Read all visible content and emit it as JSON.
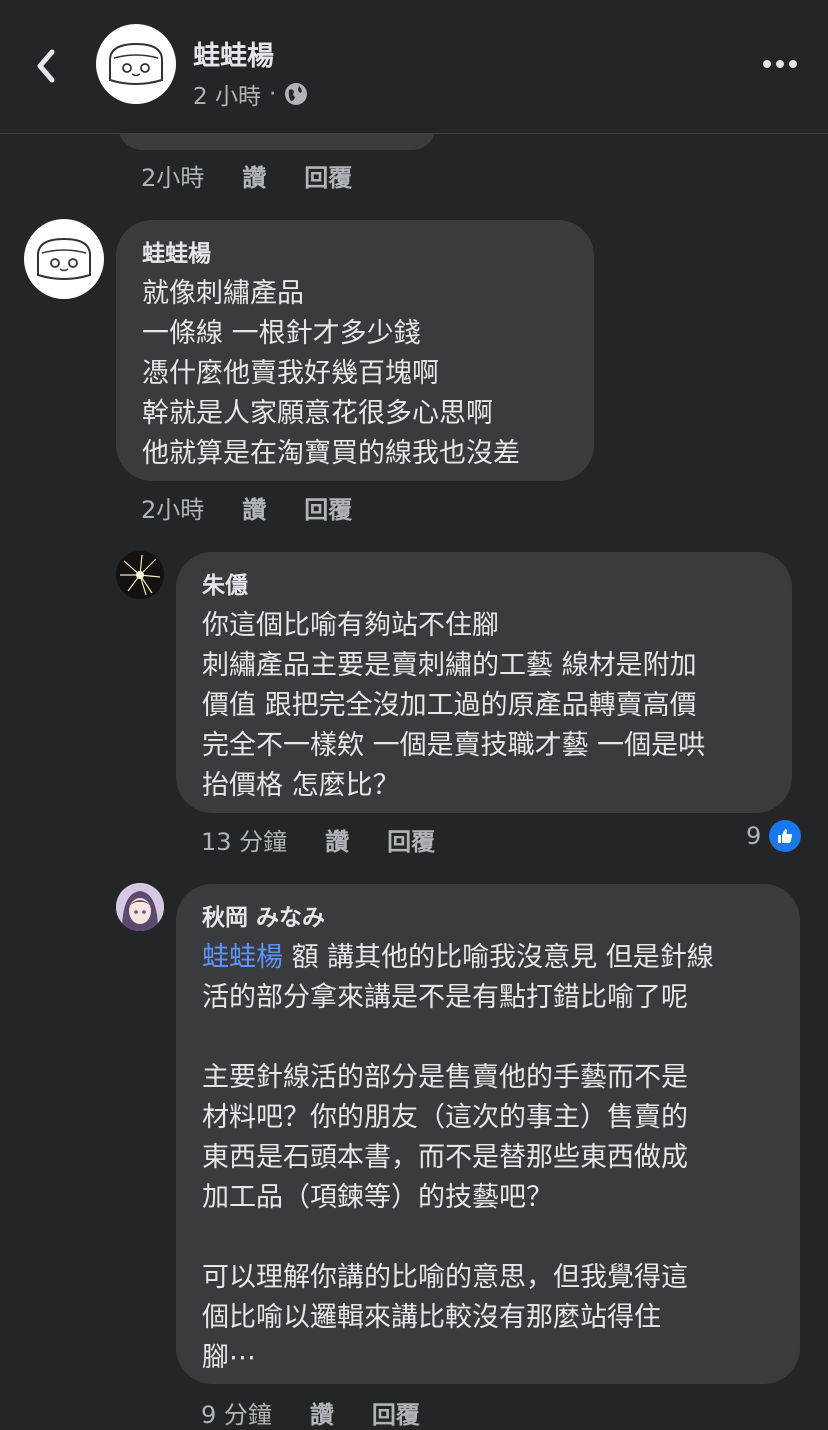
{
  "header": {
    "poster_name": "蛙蛙楊",
    "time": "2 小時",
    "separator": "·"
  },
  "comments": [
    {
      "time": "2小時",
      "like_label": "讚",
      "reply_label": "回覆"
    },
    {
      "author": "蛙蛙楊",
      "lines": [
        "就像刺繡產品",
        "一條線 一根針才多少錢",
        "憑什麼他賣我好幾百塊啊",
        "幹就是人家願意花很多心思啊",
        "他就算是在淘寶買的線我也沒差"
      ],
      "time": "2小時",
      "like_label": "讚",
      "reply_label": "回覆"
    },
    {
      "author": "朱㒚",
      "lines": [
        "你這個比喻有夠站不住腳",
        "刺繡產品主要是賣刺繡的工藝 線材是附加",
        "價值 跟把完全沒加工過的原產品轉賣高價",
        "完全不一樣欸 一個是賣技職才藝 一個是哄",
        "抬價格 怎麼比？"
      ],
      "time": "13 分鐘",
      "like_label": "讚",
      "reply_label": "回覆",
      "reaction_count": "9"
    },
    {
      "author": "秋岡 みなみ",
      "mention": "蛙蛙楊",
      "first_line_rest": " 額 講其他的比喻我沒意見 但是針線",
      "lines_p1": [
        "活的部分拿來講是不是有點打錯比喻了呢"
      ],
      "lines_p2": [
        "主要針線活的部分是售賣他的手藝而不是",
        "材料吧？你的朋友（這次的事主）售賣的",
        "東西是石頭本書，而不是替那些東西做成",
        "加工品（項鍊等）的技藝吧？"
      ],
      "lines_p3": [
        "可以理解你講的比喻的意思，但我覺得這",
        "個比喻以邏輯來講比較沒有那麼站得住",
        "腳⋯"
      ],
      "time": "9 分鐘",
      "like_label": "讚",
      "reply_label": "回覆"
    }
  ],
  "icons": [
    "back-chevron-icon",
    "globe-icon",
    "more-options-icon",
    "like-thumb-icon"
  ],
  "colors": {
    "background": "#242526",
    "bubble": "#3a3b3c",
    "mention": "#5a93ff",
    "like": "#1877f2"
  }
}
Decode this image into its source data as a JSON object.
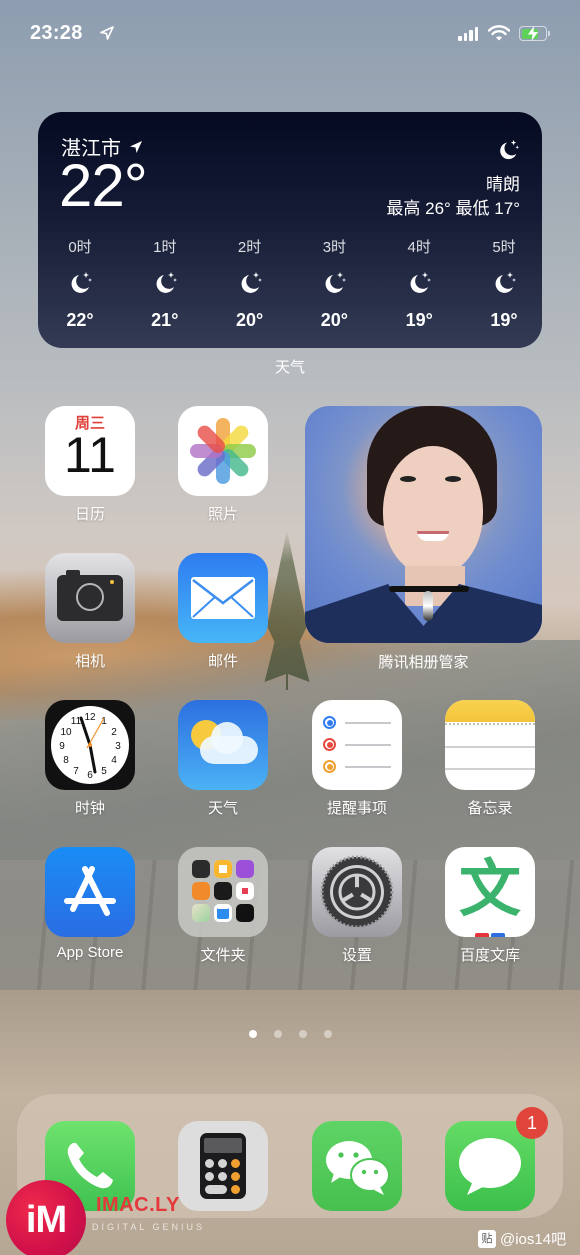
{
  "status_bar": {
    "time": "23:28",
    "location_icon": "location-arrow-icon",
    "signal_icon": "cellular-signal-icon",
    "wifi_icon": "wifi-icon",
    "battery_icon": "battery-charging-icon",
    "battery_color": "#5fd15a"
  },
  "weather_widget": {
    "city": "湛江市",
    "current_temp": "22°",
    "condition": "晴朗",
    "high_low": "最高 26° 最低 17°",
    "condition_icon": "moon-stars-icon",
    "hourly": [
      {
        "hour": "0时",
        "icon": "moon-stars-icon",
        "temp": "22°"
      },
      {
        "hour": "1时",
        "icon": "moon-stars-icon",
        "temp": "21°"
      },
      {
        "hour": "2时",
        "icon": "moon-stars-icon",
        "temp": "20°"
      },
      {
        "hour": "3时",
        "icon": "moon-stars-icon",
        "temp": "20°"
      },
      {
        "hour": "4时",
        "icon": "moon-stars-icon",
        "temp": "19°"
      },
      {
        "hour": "5时",
        "icon": "moon-stars-icon",
        "temp": "19°"
      }
    ],
    "label": "天气"
  },
  "calendar_icon": {
    "weekday": "周三",
    "day": "11",
    "weekday_color": "#e0403a"
  },
  "photo_widget": {
    "label": "腾讯相册管家"
  },
  "apps": [
    {
      "name": "日历"
    },
    {
      "name": "照片"
    },
    {
      "name": "相机"
    },
    {
      "name": "邮件"
    },
    {
      "name": "时钟"
    },
    {
      "name": "天气"
    },
    {
      "name": "提醒事项"
    },
    {
      "name": "备忘录"
    },
    {
      "name": "App Store"
    },
    {
      "name": "文件夹"
    },
    {
      "name": "设置"
    },
    {
      "name": "百度文库"
    }
  ],
  "baidu_glyph": "文",
  "page_indicator": {
    "total": 4,
    "active": 1
  },
  "dock": {
    "apps": [
      {
        "name": "phone",
        "icon": "phone-icon"
      },
      {
        "name": "calculator",
        "icon": "calculator-icon"
      },
      {
        "name": "wechat",
        "icon": "wechat-icon"
      },
      {
        "name": "messages",
        "icon": "messages-icon",
        "badge": "1"
      }
    ]
  },
  "watermarks": {
    "logo_text": "iM",
    "brand": "IMAC.LY",
    "tagline": "DIGITAL GENIUS",
    "tieba_icon": "贴",
    "tieba_handle": "@ios14吧"
  }
}
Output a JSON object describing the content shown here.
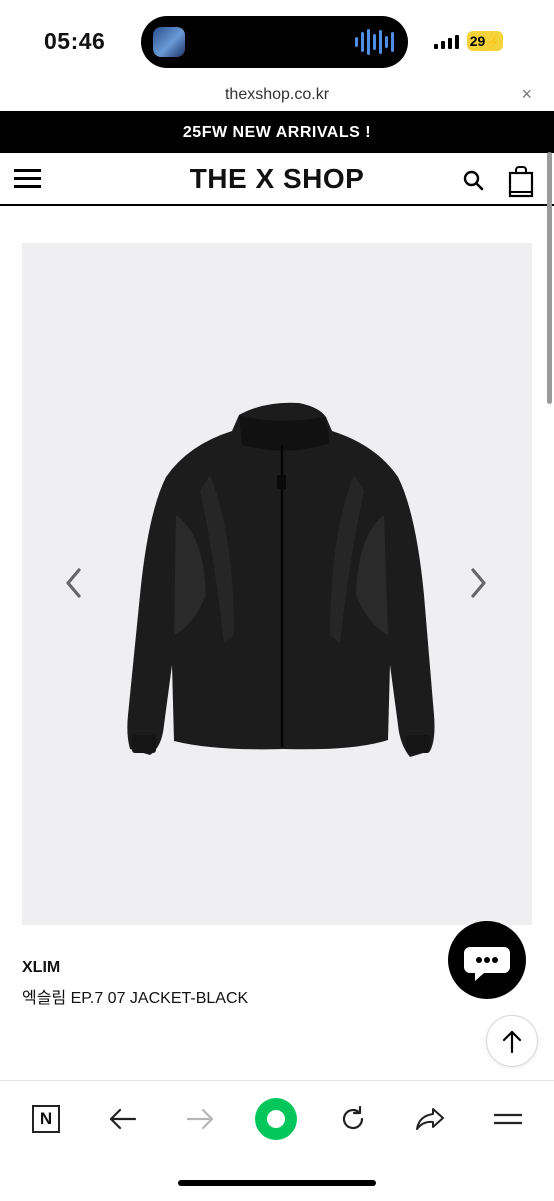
{
  "status_bar": {
    "time": "05:46",
    "battery": "29",
    "battery_color": "#f4d23a"
  },
  "browser": {
    "url": "thexshop.co.kr",
    "close_glyph": "×"
  },
  "banner": {
    "text": "25FW NEW ARRIVALS !"
  },
  "header": {
    "logo": "THE X SHOP",
    "icons": [
      "hamburger-menu-icon",
      "search-icon",
      "shopping-bag-icon"
    ]
  },
  "product": {
    "image_alt": "black zip-up jacket",
    "background_color": "#efeff1",
    "brand": "XLIM",
    "name": "엑슬림 EP.7 07 JACKET-BLACK"
  },
  "floating": {
    "chat_icon": "chat-bubble-icon",
    "top_icon": "arrow-up-icon"
  },
  "toolbar": {
    "items": [
      "naver-n-icon",
      "back-arrow-icon",
      "forward-arrow-icon",
      "green-circle-icon",
      "reload-icon",
      "share-icon",
      "menu-icon"
    ],
    "n_label": "N",
    "accent_color": "#03c75a"
  }
}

========

_Given instruction_. Output every entry verbatim. Pictures do not belong in the copy.

_Solution for this task_.
Read all visible content and emit it as JSON.
{
  "header": {
    "poster_name": "蛙蛙楊",
    "time": "2 小時",
    "separator": "·"
  },
  "comments": [
    {
      "time": "2小時",
      "like_label": "讚",
      "reply_label": "回覆"
    },
    {
      "author": "蛙蛙楊",
      "lines": [
        "就像刺繡產品",
        "一條線 一根針才多少錢",
        "憑什麼他賣我好幾百塊啊",
        "幹就是人家願意花很多心思啊",
        "他就算是在淘寶買的線我也沒差"
      ],
      "time": "2小時",
      "like_label": "讚",
      "reply_label": "回覆"
    },
    {
      "author": "朱㒚",
      "lines": [
        "你這個比喻有夠站不住腳",
        "刺繡產品主要是賣刺繡的工藝 線材是附加",
        "價值 跟把完全沒加工過的原產品轉賣高價",
        "完全不一樣欸 一個是賣技職才藝 一個是哄",
        "抬價格 怎麼比？"
      ],
      "time": "13 分鐘",
      "like_label": "讚",
      "reply_label": "回覆",
      "reaction_count": "9"
    },
    {
      "author": "秋岡 みなみ",
      "mention": "蛙蛙楊",
      "first_line_rest": " 額 講其他的比喻我沒意見 但是針線",
      "lines_p1": [
        "活的部分拿來講是不是有點打錯比喻了呢"
      ],
      "lines_p2": [
        "主要針線活的部分是售賣他的手藝而不是",
        "材料吧？你的朋友（這次的事主）售賣的",
        "東西是石頭本書，而不是替那些東西做成",
        "加工品（項鍊等）的技藝吧？"
      ],
      "lines_p3": [
        "可以理解你講的比喻的意思，但我覺得這",
        "個比喻以邏輯來講比較沒有那麼站得住",
        "腳⋯"
      ],
      "time": "9 分鐘",
      "like_label": "讚",
      "reply_label": "回覆"
    }
  ],
  "icons": [
    "back-chevron-icon",
    "globe-icon",
    "more-options-icon",
    "like-thumb-icon"
  ],
  "colors": {
    "background": "#242526",
    "bubble": "#3a3b3c",
    "mention": "#5a93ff",
    "like": "#1877f2"
  }
}
Decode this image into its source data as a JSON object.
{
  "status_bar": {
    "time": "23:28",
    "location_icon": "location-arrow-icon",
    "signal_icon": "cellular-signal-icon",
    "wifi_icon": "wifi-icon",
    "battery_icon": "battery-charging-icon",
    "battery_color": "#5fd15a"
  },
  "weather_widget": {
    "city": "湛江市",
    "current_temp": "22°",
    "condition": "晴朗",
    "high_low": "最高 26° 最低 17°",
    "condition_icon": "moon-stars-icon",
    "hourly": [
      {
        "hour": "0时",
        "icon": "moon-stars-icon",
        "temp": "22°"
      },
      {
        "hour": "1时",
        "icon": "moon-stars-icon",
        "temp": "21°"
      },
      {
        "hour": "2时",
        "icon": "moon-stars-icon",
        "temp": "20°"
      },
      {
        "hour": "3时",
        "icon": "moon-stars-icon",
        "temp": "20°"
      },
      {
        "hour": "4时",
        "icon": "moon-stars-icon",
        "temp": "19°"
      },
      {
        "hour": "5时",
        "icon": "moon-stars-icon",
        "temp": "19°"
      }
    ],
    "label": "天气"
  },
  "calendar_icon": {
    "weekday": "周三",
    "day": "11",
    "weekday_color": "#e0403a"
  },
  "photo_widget": {
    "label": "腾讯相册管家"
  },
  "apps": [
    {
      "name": "日历"
    },
    {
      "name": "照片"
    },
    {
      "name": "相机"
    },
    {
      "name": "邮件"
    },
    {
      "name": "时钟"
    },
    {
      "name": "天气"
    },
    {
      "name": "提醒事项"
    },
    {
      "name": "备忘录"
    },
    {
      "name": "App Store"
    },
    {
      "name": "文件夹"
    },
    {
      "name": "设置"
    },
    {
      "name": "百度文库"
    }
  ],
  "baidu_glyph": "文",
  "page_indicator": {
    "total": 4,
    "active": 1
  },
  "dock": {
    "apps": [
      {
        "name": "phone",
        "icon": "phone-icon"
      },
      {
        "name": "calculator",
        "icon": "calculator-icon"
      },
      {
        "name": "wechat",
        "icon": "wechat-icon"
      },
      {
        "name": "messages",
        "icon": "messages-icon",
        "badge": "1"
      }
    ]
  },
  "watermarks": {
    "logo_text": "iM",
    "brand": "IMAC.LY",
    "tagline": "DIGITAL GENIUS",
    "tieba_icon": "贴",
    "tieba_handle": "@ios14吧"
  }
}
Output a JSON object describing the content shown here.
{
  "status_bar": {
    "time": "05:46",
    "battery": "29",
    "battery_color": "#f4d23a"
  },
  "browser": {
    "url": "thexshop.co.kr",
    "close_glyph": "×"
  },
  "banner": {
    "text": "25FW NEW ARRIVALS !"
  },
  "header": {
    "logo": "THE X SHOP",
    "icons": [
      "hamburger-menu-icon",
      "search-icon",
      "shopping-bag-icon"
    ]
  },
  "product": {
    "image_alt": "black zip-up jacket",
    "background_color": "#efeff1",
    "brand": "XLIM",
    "name": "엑슬림 EP.7 07 JACKET-BLACK"
  },
  "floating": {
    "chat_icon": "chat-bubble-icon",
    "top_icon": "arrow-up-icon"
  },
  "toolbar": {
    "items": [
      "naver-n-icon",
      "back-arrow-icon",
      "forward-arrow-icon",
      "green-circle-icon",
      "reload-icon",
      "share-icon",
      "menu-icon"
    ],
    "n_label": "N",
    "accent_color": "#03c75a"
  }
}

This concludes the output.